| SET EXERCISE |
Collect all lines containing the word "poste" from the data.

+===+

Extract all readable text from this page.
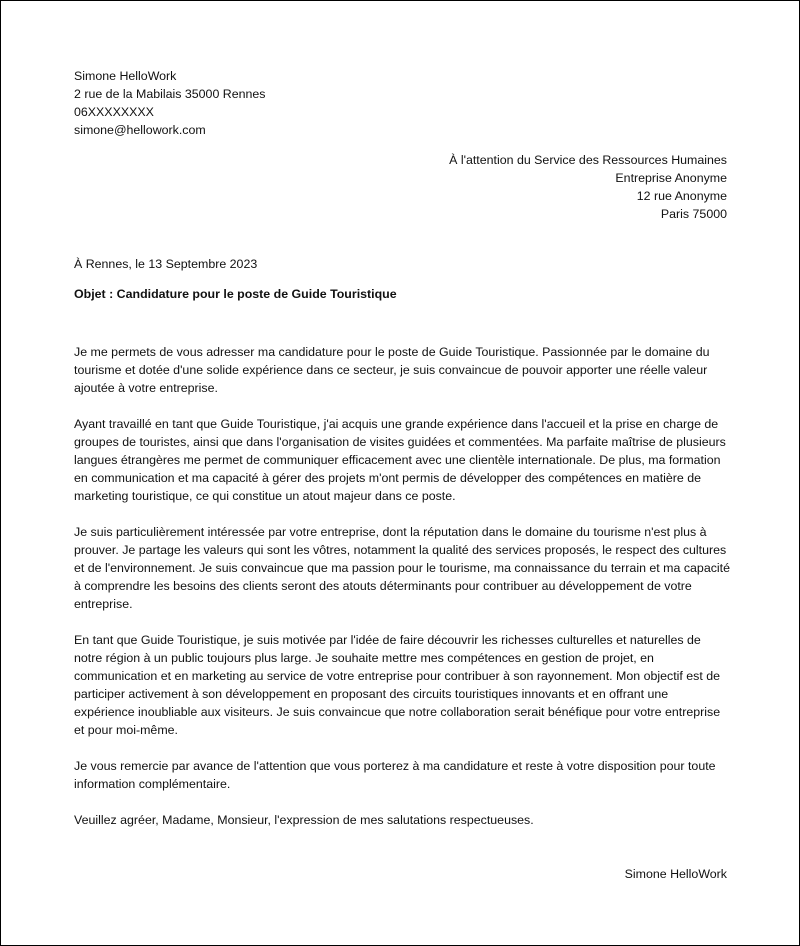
Simone HelloWork
2 rue de la Mabilais 35000 Rennes
06XXXXXXXX
simone@hellowork.com
À l'attention du Service des Ressources Humaines
Entreprise Anonyme
12 rue Anonyme
Paris 75000
À Rennes, le 13 Septembre 2023
Objet : Candidature pour le poste de Guide Touristique

Je me permets de vous adresser ma candidature pour le poste de Guide Touristique. Passionnée par le domaine du tourisme et dotée d'une solide expérience dans ce secteur, je suis convaincue de pouvoir apporter une réelle valeur ajoutée à votre entreprise.

Ayant travaillé en tant que Guide Touristique, j'ai acquis une grande expérience dans l'accueil et la prise en charge de groupes de touristes, ainsi que dans l'organisation de visites guidées et commentées. Ma parfaite maîtrise de plusieurs langues étrangères me permet de communiquer efficacement avec une clientèle internationale. De plus, ma formation en communication et ma capacité à gérer des projets m'ont permis de développer des compétences en matière de marketing touristique, ce qui constitue un atout majeur dans ce poste.

Je suis particulièrement intéressée par votre entreprise, dont la réputation dans le domaine du tourisme n'est plus à prouver. Je partage les valeurs qui sont les vôtres, notamment la qualité des services proposés, le respect des cultures et de l'environnement. Je suis convaincue que ma passion pour le tourisme, ma connaissance du terrain et ma capacité à comprendre les besoins des clients seront des atouts déterminants pour contribuer au développement de votre entreprise.

En tant que Guide Touristique, je suis motivée par l'idée de faire découvrir les richesses culturelles et naturelles de notre région à un public toujours plus large. Je souhaite mettre mes compétences en gestion de projet, en communication et en marketing au service de votre entreprise pour contribuer à son rayonnement. Mon objectif est de participer activement à son développement en proposant des circuits touristiques innovants et en offrant une expérience inoubliable aux visiteurs. Je suis convaincue que notre collaboration serait bénéfique pour votre entreprise et pour moi-même.

Je vous remercie par avance de l'attention que vous porterez à ma candidature et reste à votre disposition pour toute information complémentaire.

Veuillez agréer, Madame, Monsieur, l'expression de mes salutations respectueuses.

Simone HelloWork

+===+

| EXERCISE RESULT |
Objet : Candidature pour le poste de Guide Touristique
Je me permets de vous adresser ma candidature pour le poste de Guide Touristique. Passionnée par le domaine du tourisme et dotée d'une solide expérience dans ce secteur, je suis convaincue de pouvoir apporter une réelle valeur ajoutée à votre entreprise.
Ayant travaillé en tant que Guide Touristique, j'ai acquis une grande expérience dans l'accueil et la prise en charge de groupes de touristes, ainsi que dans l'organisation de visites guidées et commentées. Ma parfaite maîtrise de plusieurs langues étrangères me permet de communiquer efficacement avec une clientèle internationale. De plus, ma formation en communication et ma capacité à gérer des projets m'ont permis de développer des compétences en matière de marketing touristique, ce qui constitue un atout majeur dans ce poste.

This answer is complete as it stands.